_Исходный текст_.
********

Здесь необходимо оговориться, что бесстрастие души понимается в данном случае вовсе не в смысле равнодушия к окружающему, отказа от мира. "Бесстрастие, — указывал Григорий Палама, — это не умерщвление страстной части души, а преложение ее от худого к лучшему. В бесстрастной и богоподобной душе страстная часть живет и действует", в ней присутствует "ненависть ко злу и любовь к Богу. Мы любим и испытываем отвращение, привязываемся и отчуждаемся, одобряем и осуждаем. Уничтожаем мы лишь расположение душевной силы ко злу".[109]
Таким образом, свободный отказ от своеволия, от видимости индивидуальной свободы приводит к истинной свободе, к свободе личности, к обретению величайшего дара — обожения. Отсюда — смирение, кротость, простота православных подвижников.
Но человек свободен в том, чтобы отвергнуть данный путь, путь к Богу. Соединение с Божественным не может быть осуществлено механически, поскольку это бы означало соединение без любви, а любовь к Богу является первой заповедью христианства. Любовь же всегда предполагает свободу выбора, возможность отказа. "Она есть единственный Божественный закон жизни и блаженства в Боге, ибо только любовью мы к Нему приближаемся и познаем Его…"[110] Лишь соединение двух воль — воли божественной и воли человеческой — может вести к обожению. Тем самым свобода понимается в православии прежде всего как ответственность, ответственность человека за выбор своих поступков, а не в западноевропейском смысле — как право индивида поступать в соответствии со своими желаниями. Одна из главных причин этого видится в умалении западной церковью значения Святого Духа — носителя любви.

********

(Данные о разметке страницы)
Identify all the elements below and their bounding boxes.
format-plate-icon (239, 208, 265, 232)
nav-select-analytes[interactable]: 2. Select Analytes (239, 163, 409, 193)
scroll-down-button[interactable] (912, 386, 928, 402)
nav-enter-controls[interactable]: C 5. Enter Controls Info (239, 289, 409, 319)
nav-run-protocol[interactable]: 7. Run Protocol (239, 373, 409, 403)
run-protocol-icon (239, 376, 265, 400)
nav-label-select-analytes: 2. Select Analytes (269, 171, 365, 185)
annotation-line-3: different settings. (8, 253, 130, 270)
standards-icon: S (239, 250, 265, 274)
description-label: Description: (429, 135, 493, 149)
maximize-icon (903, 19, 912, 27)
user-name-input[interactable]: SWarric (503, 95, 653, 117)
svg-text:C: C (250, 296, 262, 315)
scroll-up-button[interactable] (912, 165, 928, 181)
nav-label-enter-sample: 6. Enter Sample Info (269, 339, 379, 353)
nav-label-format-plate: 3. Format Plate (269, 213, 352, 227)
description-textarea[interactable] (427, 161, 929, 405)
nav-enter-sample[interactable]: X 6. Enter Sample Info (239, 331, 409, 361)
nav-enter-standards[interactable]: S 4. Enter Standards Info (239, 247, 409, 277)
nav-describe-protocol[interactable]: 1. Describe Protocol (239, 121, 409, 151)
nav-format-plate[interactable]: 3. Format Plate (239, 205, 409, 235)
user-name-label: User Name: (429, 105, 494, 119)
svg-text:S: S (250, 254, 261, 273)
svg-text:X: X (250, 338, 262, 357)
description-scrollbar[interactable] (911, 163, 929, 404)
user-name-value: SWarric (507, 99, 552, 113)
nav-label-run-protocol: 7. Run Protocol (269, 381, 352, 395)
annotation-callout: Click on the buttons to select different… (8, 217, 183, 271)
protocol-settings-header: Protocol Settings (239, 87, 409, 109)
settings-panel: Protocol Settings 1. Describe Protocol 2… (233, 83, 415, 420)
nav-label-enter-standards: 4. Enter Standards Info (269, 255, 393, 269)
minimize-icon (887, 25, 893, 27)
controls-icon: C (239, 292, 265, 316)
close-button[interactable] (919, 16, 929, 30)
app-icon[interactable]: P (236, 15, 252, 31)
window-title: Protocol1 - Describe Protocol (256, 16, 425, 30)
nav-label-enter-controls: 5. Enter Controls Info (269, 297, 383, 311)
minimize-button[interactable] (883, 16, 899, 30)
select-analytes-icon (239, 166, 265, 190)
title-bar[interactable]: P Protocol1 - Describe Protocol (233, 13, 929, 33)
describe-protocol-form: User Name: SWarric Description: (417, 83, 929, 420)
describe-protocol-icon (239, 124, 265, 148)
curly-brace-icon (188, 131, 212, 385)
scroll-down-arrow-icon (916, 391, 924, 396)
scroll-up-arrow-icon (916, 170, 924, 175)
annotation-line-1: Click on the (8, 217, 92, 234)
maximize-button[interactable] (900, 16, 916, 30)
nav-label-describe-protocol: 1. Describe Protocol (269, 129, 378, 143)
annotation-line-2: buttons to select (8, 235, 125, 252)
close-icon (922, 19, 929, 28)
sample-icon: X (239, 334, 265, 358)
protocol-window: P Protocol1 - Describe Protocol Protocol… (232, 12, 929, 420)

********

_Что сделать_. Продолжите текст о свободе и бесстрастии в православии, начав сразу после его последнего предложения.

_Ваш ответ_.
Как явствует из вышесказанного, устремленность к Богу в православии охватывает всего человека в целом, а достижение соединения с Божественным включает в себя всю человеческую жизнь во всем многообразии поступков, помыслов, желаний и т. д. Не случайно преподобный Ефрем Сирин наставлял: "Всегда имей в сердце своем образ Божий. Под образом же Божиим разумею не изображение красками, но тот образ, который живописуется в душе добрыми делами и краски для сего Небесного Владычного Образа суть чистые помыслы, совлечение всего земного и чистая всегда жизнь".[111] Поэтому православные подвижники проповедуют не столько словами, сколько собственным примером жизни, собственными делами.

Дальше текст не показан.